◆ What to produce ◆
Restate, word for word, every line of the data.

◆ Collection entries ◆
============
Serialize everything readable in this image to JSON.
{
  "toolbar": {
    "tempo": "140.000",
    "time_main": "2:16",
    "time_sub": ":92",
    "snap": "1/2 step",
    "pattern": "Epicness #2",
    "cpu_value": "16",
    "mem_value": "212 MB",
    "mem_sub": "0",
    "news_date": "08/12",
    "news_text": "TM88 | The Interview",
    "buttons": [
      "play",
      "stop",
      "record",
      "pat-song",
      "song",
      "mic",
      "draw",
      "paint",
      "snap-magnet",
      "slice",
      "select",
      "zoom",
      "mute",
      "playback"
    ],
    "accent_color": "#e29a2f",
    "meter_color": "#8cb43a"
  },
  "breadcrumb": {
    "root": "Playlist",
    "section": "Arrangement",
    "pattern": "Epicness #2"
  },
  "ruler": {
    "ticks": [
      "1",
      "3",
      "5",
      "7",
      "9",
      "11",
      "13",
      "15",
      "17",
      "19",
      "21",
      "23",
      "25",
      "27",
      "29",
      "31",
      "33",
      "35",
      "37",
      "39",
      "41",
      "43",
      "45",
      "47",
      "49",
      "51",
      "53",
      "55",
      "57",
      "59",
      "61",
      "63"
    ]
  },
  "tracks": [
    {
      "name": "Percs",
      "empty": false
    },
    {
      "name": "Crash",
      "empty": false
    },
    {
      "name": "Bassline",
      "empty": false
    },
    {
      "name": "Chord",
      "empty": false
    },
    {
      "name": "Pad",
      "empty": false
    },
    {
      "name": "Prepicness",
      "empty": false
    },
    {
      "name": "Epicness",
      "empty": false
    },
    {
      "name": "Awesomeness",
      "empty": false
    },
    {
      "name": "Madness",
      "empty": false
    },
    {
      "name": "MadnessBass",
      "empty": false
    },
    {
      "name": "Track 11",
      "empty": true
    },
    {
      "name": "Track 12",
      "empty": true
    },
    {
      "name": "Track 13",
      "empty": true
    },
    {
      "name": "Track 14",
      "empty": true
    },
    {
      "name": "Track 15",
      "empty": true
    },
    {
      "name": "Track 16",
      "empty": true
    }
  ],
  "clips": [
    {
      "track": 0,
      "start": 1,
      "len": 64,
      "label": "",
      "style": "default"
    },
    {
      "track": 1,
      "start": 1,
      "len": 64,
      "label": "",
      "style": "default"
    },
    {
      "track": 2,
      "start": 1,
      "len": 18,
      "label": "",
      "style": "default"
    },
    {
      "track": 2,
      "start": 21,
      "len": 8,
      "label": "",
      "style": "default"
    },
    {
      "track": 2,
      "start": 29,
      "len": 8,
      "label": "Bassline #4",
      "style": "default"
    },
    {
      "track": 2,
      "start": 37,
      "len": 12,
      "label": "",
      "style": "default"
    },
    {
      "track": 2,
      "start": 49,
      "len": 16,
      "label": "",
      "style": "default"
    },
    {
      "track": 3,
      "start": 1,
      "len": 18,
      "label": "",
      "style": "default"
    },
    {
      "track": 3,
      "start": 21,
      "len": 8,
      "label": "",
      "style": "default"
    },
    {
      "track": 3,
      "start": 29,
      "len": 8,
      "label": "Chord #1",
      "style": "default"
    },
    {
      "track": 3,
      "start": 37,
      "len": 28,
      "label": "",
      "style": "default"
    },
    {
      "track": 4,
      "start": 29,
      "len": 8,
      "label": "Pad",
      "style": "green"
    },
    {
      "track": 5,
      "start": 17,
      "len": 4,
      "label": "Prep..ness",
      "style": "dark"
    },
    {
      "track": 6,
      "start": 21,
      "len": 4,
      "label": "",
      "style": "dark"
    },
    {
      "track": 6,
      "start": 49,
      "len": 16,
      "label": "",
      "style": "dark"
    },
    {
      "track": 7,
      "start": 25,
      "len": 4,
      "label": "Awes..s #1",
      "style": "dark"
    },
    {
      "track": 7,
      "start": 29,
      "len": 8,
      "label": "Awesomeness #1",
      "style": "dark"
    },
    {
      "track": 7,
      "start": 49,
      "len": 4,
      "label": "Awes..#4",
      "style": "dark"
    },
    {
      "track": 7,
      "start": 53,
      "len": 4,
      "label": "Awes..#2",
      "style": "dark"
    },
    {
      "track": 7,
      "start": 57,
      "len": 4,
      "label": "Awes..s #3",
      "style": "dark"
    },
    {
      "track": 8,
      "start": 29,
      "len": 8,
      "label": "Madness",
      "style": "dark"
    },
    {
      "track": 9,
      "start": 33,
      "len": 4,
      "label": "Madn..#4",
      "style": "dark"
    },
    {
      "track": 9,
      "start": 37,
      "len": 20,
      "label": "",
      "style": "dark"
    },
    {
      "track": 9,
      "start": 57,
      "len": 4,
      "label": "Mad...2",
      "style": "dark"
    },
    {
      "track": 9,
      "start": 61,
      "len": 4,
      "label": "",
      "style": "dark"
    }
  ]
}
============
◆ The solution ◆
Serialize everything readable in this image to JSON.
{
  "toolbar": {
    "tempo": "140.000",
    "time_main": "2:16",
    "time_sub": ":92",
    "snap": "1/2 step",
    "pattern": "Epicness #2",
    "cpu_value": "16",
    "mem_value": "212 MB",
    "mem_sub": "0",
    "news_date": "08/12",
    "news_text": "TM88 | The Interview",
    "buttons": [
      "play",
      "stop",
      "record",
      "pat-song",
      "song",
      "mic",
      "draw",
      "paint",
      "snap-magnet",
      "slice",
      "select",
      "zoom",
      "mute",
      "playback"
    ],
    "accent_color": "#e29a2f",
    "meter_color": "#8cb43a"
  },
  "breadcrumb": {
    "root": "Playlist",
    "section": "Arrangement",
    "pattern": "Epicness #2"
  },
  "ruler": {
    "ticks": [
      "1",
      "3",
      "5",
      "7",
      "9",
      "11",
      "13",
      "15",
      "17",
      "19",
      "21",
      "23",
      "25",
      "27",
      "29",
      "31",
      "33",
      "35",
      "37",
      "39",
      "41",
      "43",
      "45",
      "47",
      "49",
      "51",
      "53",
      "55",
      "57",
      "59",
      "61",
      "63"
    ]
  },
  "tracks": [
    {
      "name": "Percs",
      "empty": false
    },
    {
      "name": "Crash",
      "empty": false
    },
    {
      "name": "Bassline",
      "empty": false
    },
    {
      "name": "Chord",
      "empty": false
    },
    {
      "name": "Pad",
      "empty": false
    },
    {
      "name": "Prepicness",
      "empty": false
    },
    {
      "name": "Epicness",
      "empty": false
    },
    {
      "name": "Awesomeness",
      "empty": false
    },
    {
      "name": "Madness",
      "empty": false
    },
    {
      "name": "MadnessBass",
      "empty": false
    },
    {
      "name": "Track 11",
      "empty": true
    },
    {
      "name": "Track 12",
      "empty": true
    },
    {
      "name": "Track 13",
      "empty": true
    },
    {
      "name": "Track 14",
      "empty": true
    },
    {
      "name": "Track 15",
      "empty": true
    },
    {
      "name": "Track 16",
      "empty": true
    }
  ],
  "clips": [
    {
      "track": 0,
      "start": 1,
      "len": 64,
      "label": "",
      "style": "default"
    },
    {
      "track": 1,
      "start": 1,
      "len": 64,
      "label": "",
      "style": "default"
    },
    {
      "track": 2,
      "start": 1,
      "len": 18,
      "label": "",
      "style": "default"
    },
    {
      "track": 2,
      "start": 21,
      "len": 8,
      "label": "",
      "style": "default"
    },
    {
      "track": 2,
      "start": 29,
      "len": 8,
      "label": "Bassline #4",
      "style": "default"
    },
    {
      "track": 2,
      "start": 37,
      "len": 12,
      "label": "",
      "style": "default"
    },
    {
      "track": 2,
      "start": 49,
      "len": 16,
      "label": "",
      "style": "default"
    },
    {
      "track": 3,
      "start": 1,
      "len": 18,
      "label": "",
      "style": "default"
    },
    {
      "track": 3,
      "start": 21,
      "len": 8,
      "label": "",
      "style": "default"
    },
    {
      "track": 3,
      "start": 29,
      "len": 8,
      "label": "Chord #1",
      "style": "default"
    },
    {
      "track": 3,
      "start": 37,
      "len": 28,
      "label": "",
      "style": "default"
    },
    {
      "track": 4,
      "start": 29,
      "len": 8,
      "label": "Pad",
      "style": "green"
    },
    {
      "track": 5,
      "start": 17,
      "len": 4,
      "label": "Prep..ness",
      "style": "dark"
    },
    {
      "track": 6,
      "start": 21,
      "len": 4,
      "label": "",
      "style": "dark"
    },
    {
      "track": 6,
      "start": 49,
      "len": 16,
      "label": "",
      "style": "dark"
    },
    {
      "track": 7,
      "start": 25,
      "len": 4,
      "label": "Awes..s #1",
      "style": "dark"
    },
    {
      "track": 7,
      "start": 29,
      "len": 8,
      "label": "Awesomeness #1",
      "style": "dark"
    },
    {
      "track": 7,
      "start": 49,
      "len": 4,
      "label": "Awes..#4",
      "style": "dark"
    },
    {
      "track": 7,
      "start": 53,
      "len": 4,
      "label": "Awes..#2",
      "style": "dark"
    },
    {
      "track": 7,
      "start": 57,
      "len": 4,
      "label": "Awes..s #3",
      "style": "dark"
    },
    {
      "track": 8,
      "start": 29,
      "len": 8,
      "label": "Madness",
      "style": "dark"
    },
    {
      "track": 9,
      "start": 33,
      "len": 4,
      "label": "Madn..#4",
      "style": "dark"
    },
    {
      "track": 9,
      "start": 37,
      "len": 20,
      "label": "",
      "style": "dark"
    },
    {
      "track": 9,
      "start": 57,
      "len": 4,
      "label": "Mad...2",
      "style": "dark"
    },
    {
      "track": 9,
      "start": 61,
      "len": 4,
      "label": "",
      "style": "dark"
    }
  ]
}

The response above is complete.